■ GIVEN EXERCISE ■
Write out all of the entries exactly, please.

____

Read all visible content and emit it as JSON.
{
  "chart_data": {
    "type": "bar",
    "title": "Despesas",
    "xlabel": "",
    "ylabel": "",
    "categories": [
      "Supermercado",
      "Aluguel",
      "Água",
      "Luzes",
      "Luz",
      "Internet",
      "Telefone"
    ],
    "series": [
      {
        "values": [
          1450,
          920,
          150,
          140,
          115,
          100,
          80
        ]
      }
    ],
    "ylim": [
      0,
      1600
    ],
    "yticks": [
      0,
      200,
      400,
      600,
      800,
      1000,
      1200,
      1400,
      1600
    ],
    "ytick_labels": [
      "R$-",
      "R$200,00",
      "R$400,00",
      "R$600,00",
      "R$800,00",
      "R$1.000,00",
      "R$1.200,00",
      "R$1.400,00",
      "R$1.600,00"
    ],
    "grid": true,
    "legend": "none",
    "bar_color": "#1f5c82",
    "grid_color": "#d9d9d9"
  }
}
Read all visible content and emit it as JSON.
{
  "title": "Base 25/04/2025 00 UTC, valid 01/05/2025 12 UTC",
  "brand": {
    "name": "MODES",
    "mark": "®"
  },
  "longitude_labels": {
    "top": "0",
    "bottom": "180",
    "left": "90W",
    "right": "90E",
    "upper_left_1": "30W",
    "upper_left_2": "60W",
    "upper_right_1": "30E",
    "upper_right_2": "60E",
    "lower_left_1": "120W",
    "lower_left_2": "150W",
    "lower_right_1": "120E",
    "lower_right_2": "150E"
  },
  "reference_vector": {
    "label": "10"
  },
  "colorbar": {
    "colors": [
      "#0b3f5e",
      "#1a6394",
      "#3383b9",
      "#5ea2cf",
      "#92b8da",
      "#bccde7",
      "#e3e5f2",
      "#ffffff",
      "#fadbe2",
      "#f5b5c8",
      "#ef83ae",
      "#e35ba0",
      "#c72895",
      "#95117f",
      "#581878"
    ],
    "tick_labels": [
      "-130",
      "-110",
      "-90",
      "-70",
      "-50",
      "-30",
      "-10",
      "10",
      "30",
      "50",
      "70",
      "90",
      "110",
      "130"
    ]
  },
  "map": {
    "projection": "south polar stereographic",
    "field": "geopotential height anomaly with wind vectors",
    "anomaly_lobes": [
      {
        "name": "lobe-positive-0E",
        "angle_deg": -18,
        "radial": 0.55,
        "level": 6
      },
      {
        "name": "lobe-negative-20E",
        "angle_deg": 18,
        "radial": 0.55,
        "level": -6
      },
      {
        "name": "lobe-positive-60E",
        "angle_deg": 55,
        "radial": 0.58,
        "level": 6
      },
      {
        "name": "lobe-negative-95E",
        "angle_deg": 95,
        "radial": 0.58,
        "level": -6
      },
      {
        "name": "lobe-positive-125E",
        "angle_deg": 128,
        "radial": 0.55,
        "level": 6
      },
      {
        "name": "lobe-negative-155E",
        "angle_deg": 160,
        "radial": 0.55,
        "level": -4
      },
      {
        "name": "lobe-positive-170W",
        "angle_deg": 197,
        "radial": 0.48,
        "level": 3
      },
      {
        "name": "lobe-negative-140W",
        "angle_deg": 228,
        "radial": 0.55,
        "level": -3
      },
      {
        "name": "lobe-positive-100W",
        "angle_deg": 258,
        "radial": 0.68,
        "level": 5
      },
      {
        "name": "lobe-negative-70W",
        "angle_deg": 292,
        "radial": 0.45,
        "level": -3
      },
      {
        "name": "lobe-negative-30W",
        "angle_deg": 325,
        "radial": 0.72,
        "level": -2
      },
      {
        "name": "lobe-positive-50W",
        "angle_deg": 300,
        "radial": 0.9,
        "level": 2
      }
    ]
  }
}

____

■ THE RESPONSE ■
Read all visible content and emit it as JSON.
{
  "chart_data": {
    "type": "bar",
    "title": "Despesas",
    "xlabel": "",
    "ylabel": "",
    "categories": [
      "Supermercado",
      "Aluguel",
      "Água",
      "Luzes",
      "Luz",
      "Internet",
      "Telefone"
    ],
    "series": [
      {
        "values": [
          1450,
          920,
          150,
          140,
          115,
          100,
          80
        ]
      }
    ],
    "ylim": [
      0,
      1600
    ],
    "yticks": [
      0,
      200,
      400,
      600,
      800,
      1000,
      1200,
      1400,
      1600
    ],
    "ytick_labels": [
      "R$-",
      "R$200,00",
      "R$400,00",
      "R$600,00",
      "R$800,00",
      "R$1.000,00",
      "R$1.200,00",
      "R$1.400,00",
      "R$1.600,00"
    ],
    "grid": true,
    "legend": "none",
    "bar_color": "#1f5c82",
    "grid_color": "#d9d9d9"
  }
}
Read all visible content and emit it as JSON.
{
  "title": "Base 25/04/2025 00 UTC, valid 01/05/2025 12 UTC",
  "brand": {
    "name": "MODES",
    "mark": "®"
  },
  "longitude_labels": {
    "top": "0",
    "bottom": "180",
    "left": "90W",
    "right": "90E",
    "upper_left_1": "30W",
    "upper_left_2": "60W",
    "upper_right_1": "30E",
    "upper_right_2": "60E",
    "lower_left_1": "120W",
    "lower_left_2": "150W",
    "lower_right_1": "120E",
    "lower_right_2": "150E"
  },
  "reference_vector": {
    "label": "10"
  },
  "colorbar": {
    "colors": [
      "#0b3f5e",
      "#1a6394",
      "#3383b9",
      "#5ea2cf",
      "#92b8da",
      "#bccde7",
      "#e3e5f2",
      "#ffffff",
      "#fadbe2",
      "#f5b5c8",
      "#ef83ae",
      "#e35ba0",
      "#c72895",
      "#95117f",
      "#581878"
    ],
    "tick_labels": [
      "-130",
      "-110",
      "-90",
      "-70",
      "-50",
      "-30",
      "-10",
      "10",
      "30",
      "50",
      "70",
      "90",
      "110",
      "130"
    ]
  },
  "map": {
    "projection": "south polar stereographic",
    "field": "geopotential height anomaly with wind vectors",
    "anomaly_lobes": [
      {
        "name": "lobe-positive-0E",
        "angle_deg": -18,
        "radial": 0.55,
        "level": 6
      },
      {
        "name": "lobe-negative-20E",
        "angle_deg": 18,
        "radial": 0.55,
        "level": -6
      },
      {
        "name": "lobe-positive-60E",
        "angle_deg": 55,
        "radial": 0.58,
        "level": 6
      },
      {
        "name": "lobe-negative-95E",
        "angle_deg": 95,
        "radial": 0.58,
        "level": -6
      },
      {
        "name": "lobe-positive-125E",
        "angle_deg": 128,
        "radial": 0.55,
        "level": 6
      },
      {
        "name": "lobe-negative-155E",
        "angle_deg": 160,
        "radial": 0.55,
        "level": -4
      },
      {
        "name": "lobe-positive-170W",
        "angle_deg": 197,
        "radial": 0.48,
        "level": 3
      },
      {
        "name": "lobe-negative-140W",
        "angle_deg": 228,
        "radial": 0.55,
        "level": -3
      },
      {
        "name": "lobe-positive-100W",
        "angle_deg": 258,
        "radial": 0.68,
        "level": 5
      },
      {
        "name": "lobe-negative-70W",
        "angle_deg": 292,
        "radial": 0.45,
        "level": -3
      },
      {
        "name": "lobe-negative-30W",
        "angle_deg": 325,
        "radial": 0.72,
        "level": -2
      },
      {
        "name": "lobe-positive-50W",
        "angle_deg": 300,
        "radial": 0.9,
        "level": 2
      }
    ]
  }
}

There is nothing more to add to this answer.